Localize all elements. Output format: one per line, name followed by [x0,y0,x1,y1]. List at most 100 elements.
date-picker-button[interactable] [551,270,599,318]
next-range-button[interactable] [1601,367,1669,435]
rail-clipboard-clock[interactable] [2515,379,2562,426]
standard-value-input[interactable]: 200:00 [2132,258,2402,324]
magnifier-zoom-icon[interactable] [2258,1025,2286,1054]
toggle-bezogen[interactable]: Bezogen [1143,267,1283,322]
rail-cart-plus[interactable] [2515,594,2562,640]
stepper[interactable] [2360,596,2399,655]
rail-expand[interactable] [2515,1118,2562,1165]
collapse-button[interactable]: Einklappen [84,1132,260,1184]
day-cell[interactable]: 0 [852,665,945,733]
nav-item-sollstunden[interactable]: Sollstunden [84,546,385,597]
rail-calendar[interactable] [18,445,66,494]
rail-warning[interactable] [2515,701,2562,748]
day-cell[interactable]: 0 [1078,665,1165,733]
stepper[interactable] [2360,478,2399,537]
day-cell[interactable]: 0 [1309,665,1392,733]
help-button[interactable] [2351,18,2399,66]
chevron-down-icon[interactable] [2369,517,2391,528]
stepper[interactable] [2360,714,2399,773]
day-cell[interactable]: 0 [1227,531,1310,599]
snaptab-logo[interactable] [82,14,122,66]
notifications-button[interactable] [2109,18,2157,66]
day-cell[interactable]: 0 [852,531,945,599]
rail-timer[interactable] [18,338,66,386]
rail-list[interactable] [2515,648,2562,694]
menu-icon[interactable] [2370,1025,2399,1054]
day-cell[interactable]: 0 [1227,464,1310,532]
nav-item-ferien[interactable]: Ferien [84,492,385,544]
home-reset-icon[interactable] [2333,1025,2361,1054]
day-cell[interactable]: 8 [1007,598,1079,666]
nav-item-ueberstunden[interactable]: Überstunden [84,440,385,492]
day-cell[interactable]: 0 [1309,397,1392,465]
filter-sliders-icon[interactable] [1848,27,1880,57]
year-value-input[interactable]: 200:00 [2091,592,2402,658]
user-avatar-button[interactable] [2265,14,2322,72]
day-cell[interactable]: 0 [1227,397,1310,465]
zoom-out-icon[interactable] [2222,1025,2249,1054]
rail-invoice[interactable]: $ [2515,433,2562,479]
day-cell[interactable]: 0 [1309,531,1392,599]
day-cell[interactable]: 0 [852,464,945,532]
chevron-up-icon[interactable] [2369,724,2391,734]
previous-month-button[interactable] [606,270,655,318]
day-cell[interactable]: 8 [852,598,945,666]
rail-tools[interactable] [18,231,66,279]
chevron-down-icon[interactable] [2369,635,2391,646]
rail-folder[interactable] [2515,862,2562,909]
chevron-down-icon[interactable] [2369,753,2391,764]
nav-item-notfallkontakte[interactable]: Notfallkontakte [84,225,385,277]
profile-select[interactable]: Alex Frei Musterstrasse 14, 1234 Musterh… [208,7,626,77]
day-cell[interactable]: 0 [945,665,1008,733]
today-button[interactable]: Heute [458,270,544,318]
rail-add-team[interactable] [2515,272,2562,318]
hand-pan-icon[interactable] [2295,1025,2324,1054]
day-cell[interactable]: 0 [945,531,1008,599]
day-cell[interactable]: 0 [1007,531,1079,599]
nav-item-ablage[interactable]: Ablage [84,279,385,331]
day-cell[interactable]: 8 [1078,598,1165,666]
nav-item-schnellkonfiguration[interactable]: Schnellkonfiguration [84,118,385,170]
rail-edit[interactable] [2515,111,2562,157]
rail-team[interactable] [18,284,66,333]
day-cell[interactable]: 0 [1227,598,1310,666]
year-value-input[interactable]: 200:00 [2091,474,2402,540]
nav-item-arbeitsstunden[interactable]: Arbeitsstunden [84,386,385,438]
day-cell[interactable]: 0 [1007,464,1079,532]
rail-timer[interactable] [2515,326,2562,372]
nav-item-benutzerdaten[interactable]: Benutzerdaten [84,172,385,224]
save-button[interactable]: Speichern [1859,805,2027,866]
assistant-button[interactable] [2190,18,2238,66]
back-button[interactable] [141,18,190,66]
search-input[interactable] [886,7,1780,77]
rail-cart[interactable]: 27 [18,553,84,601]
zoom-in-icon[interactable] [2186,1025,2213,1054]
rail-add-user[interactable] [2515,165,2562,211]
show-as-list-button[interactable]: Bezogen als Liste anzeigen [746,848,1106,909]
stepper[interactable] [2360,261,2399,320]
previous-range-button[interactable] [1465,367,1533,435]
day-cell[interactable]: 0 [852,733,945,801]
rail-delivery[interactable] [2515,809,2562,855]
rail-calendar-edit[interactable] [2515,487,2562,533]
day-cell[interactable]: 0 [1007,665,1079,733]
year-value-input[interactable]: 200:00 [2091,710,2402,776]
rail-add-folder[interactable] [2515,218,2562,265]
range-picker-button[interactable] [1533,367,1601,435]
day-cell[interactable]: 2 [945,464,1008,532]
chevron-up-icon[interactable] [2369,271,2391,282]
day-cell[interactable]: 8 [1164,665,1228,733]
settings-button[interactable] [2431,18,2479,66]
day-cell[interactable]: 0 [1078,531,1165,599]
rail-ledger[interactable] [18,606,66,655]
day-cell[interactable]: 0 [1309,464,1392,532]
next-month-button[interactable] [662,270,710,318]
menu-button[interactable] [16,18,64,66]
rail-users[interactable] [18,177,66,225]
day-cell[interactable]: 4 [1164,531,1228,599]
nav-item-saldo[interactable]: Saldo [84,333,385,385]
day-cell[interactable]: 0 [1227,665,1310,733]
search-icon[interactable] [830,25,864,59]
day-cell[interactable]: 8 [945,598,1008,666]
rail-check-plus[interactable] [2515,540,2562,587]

§ DO THIS
Repeat all of the rows above, character for character and in their original order.

§ RESULT
Localize all elements. Output format: one per line, name followed by [x0,y0,x1,y1]. List at most 100 elements.
date-picker-button[interactable] [551,270,599,318]
next-range-button[interactable] [1601,367,1669,435]
rail-clipboard-clock[interactable] [2515,379,2562,426]
standard-value-input[interactable]: 200:00 [2132,258,2402,324]
magnifier-zoom-icon[interactable] [2258,1025,2286,1054]
toggle-bezogen[interactable]: Bezogen [1143,267,1283,322]
rail-cart-plus[interactable] [2515,594,2562,640]
stepper[interactable] [2360,596,2399,655]
rail-expand[interactable] [2515,1118,2562,1165]
collapse-button[interactable]: Einklappen [84,1132,260,1184]
day-cell[interactable]: 0 [852,665,945,733]
nav-item-sollstunden[interactable]: Sollstunden [84,546,385,597]
rail-calendar[interactable] [18,445,66,494]
rail-warning[interactable] [2515,701,2562,748]
day-cell[interactable]: 0 [1078,665,1165,733]
stepper[interactable] [2360,478,2399,537]
day-cell[interactable]: 0 [1309,665,1392,733]
help-button[interactable] [2351,18,2399,66]
chevron-down-icon[interactable] [2369,517,2391,528]
stepper[interactable] [2360,714,2399,773]
day-cell[interactable]: 0 [1227,531,1310,599]
snaptab-logo[interactable] [82,14,122,66]
notifications-button[interactable] [2109,18,2157,66]
day-cell[interactable]: 0 [852,531,945,599]
rail-timer[interactable] [18,338,66,386]
rail-list[interactable] [2515,648,2562,694]
menu-icon[interactable] [2370,1025,2399,1054]
day-cell[interactable]: 0 [1227,464,1310,532]
nav-item-ferien[interactable]: Ferien [84,492,385,544]
home-reset-icon[interactable] [2333,1025,2361,1054]
day-cell[interactable]: 8 [1007,598,1079,666]
nav-item-ueberstunden[interactable]: Überstunden [84,440,385,492]
day-cell[interactable]: 0 [1309,397,1392,465]
filter-sliders-icon[interactable] [1848,27,1880,57]
year-value-input[interactable]: 200:00 [2091,592,2402,658]
user-avatar-button[interactable] [2265,14,2322,72]
day-cell[interactable]: 0 [1227,397,1310,465]
zoom-out-icon[interactable] [2222,1025,2249,1054]
rail-invoice[interactable]: $ [2515,433,2562,479]
day-cell[interactable]: 0 [1309,531,1392,599]
day-cell[interactable]: 0 [852,464,945,532]
chevron-up-icon[interactable] [2369,724,2391,734]
previous-month-button[interactable] [606,270,655,318]
day-cell[interactable]: 8 [852,598,945,666]
rail-tools[interactable] [18,231,66,279]
chevron-down-icon[interactable] [2369,635,2391,646]
rail-folder[interactable] [2515,862,2562,909]
chevron-down-icon[interactable] [2369,753,2391,764]
nav-item-notfallkontakte[interactable]: Notfallkontakte [84,225,385,277]
profile-select[interactable]: Alex Frei Musterstrasse 14, 1234 Musterh… [208,7,626,77]
day-cell[interactable]: 0 [945,665,1008,733]
today-button[interactable]: Heute [458,270,544,318]
rail-add-team[interactable] [2515,272,2562,318]
hand-pan-icon[interactable] [2295,1025,2324,1054]
day-cell[interactable]: 0 [945,531,1008,599]
day-cell[interactable]: 0 [1007,531,1079,599]
nav-item-ablage[interactable]: Ablage [84,279,385,331]
day-cell[interactable]: 8 [1078,598,1165,666]
nav-item-schnellkonfiguration[interactable]: Schnellkonfiguration [84,118,385,170]
rail-edit[interactable] [2515,111,2562,157]
rail-team[interactable] [18,284,66,333]
day-cell[interactable]: 0 [1227,598,1310,666]
year-value-input[interactable]: 200:00 [2091,474,2402,540]
nav-item-arbeitsstunden[interactable]: Arbeitsstunden [84,386,385,438]
day-cell[interactable]: 0 [1007,464,1079,532]
rail-timer[interactable] [2515,326,2562,372]
nav-item-benutzerdaten[interactable]: Benutzerdaten [84,172,385,224]
save-button[interactable]: Speichern [1859,805,2027,866]
assistant-button[interactable] [2190,18,2238,66]
back-button[interactable] [141,18,190,66]
search-input[interactable] [886,7,1780,77]
rail-cart[interactable]: 27 [18,553,84,601]
zoom-in-icon[interactable] [2186,1025,2213,1054]
rail-add-user[interactable] [2515,165,2562,211]
show-as-list-button[interactable]: Bezogen als Liste anzeigen [746,848,1106,909]
stepper[interactable] [2360,261,2399,320]
previous-range-button[interactable] [1465,367,1533,435]
day-cell[interactable]: 0 [852,733,945,801]
rail-delivery[interactable] [2515,809,2562,855]
rail-calendar-edit[interactable] [2515,487,2562,533]
day-cell[interactable]: 0 [1007,665,1079,733]
year-value-input[interactable]: 200:00 [2091,710,2402,776]
rail-add-folder[interactable] [2515,218,2562,265]
range-picker-button[interactable] [1533,367,1601,435]
day-cell[interactable]: 2 [945,464,1008,532]
chevron-up-icon[interactable] [2369,271,2391,282]
day-cell[interactable]: 8 [1164,665,1228,733]
settings-button[interactable] [2431,18,2479,66]
day-cell[interactable]: 0 [1078,531,1165,599]
rail-ledger[interactable] [18,606,66,655]
day-cell[interactable]: 0 [1309,464,1392,532]
next-month-button[interactable] [662,270,710,318]
menu-button[interactable] [16,18,64,66]
rail-users[interactable] [18,177,66,225]
day-cell[interactable]: 4 [1164,531,1228,599]
nav-item-saldo[interactable]: Saldo [84,333,385,385]
day-cell[interactable]: 0 [1227,665,1310,733]
search-icon[interactable] [830,25,864,59]
day-cell[interactable]: 8 [945,598,1008,666]
rail-check-plus[interactable] [2515,540,2562,587]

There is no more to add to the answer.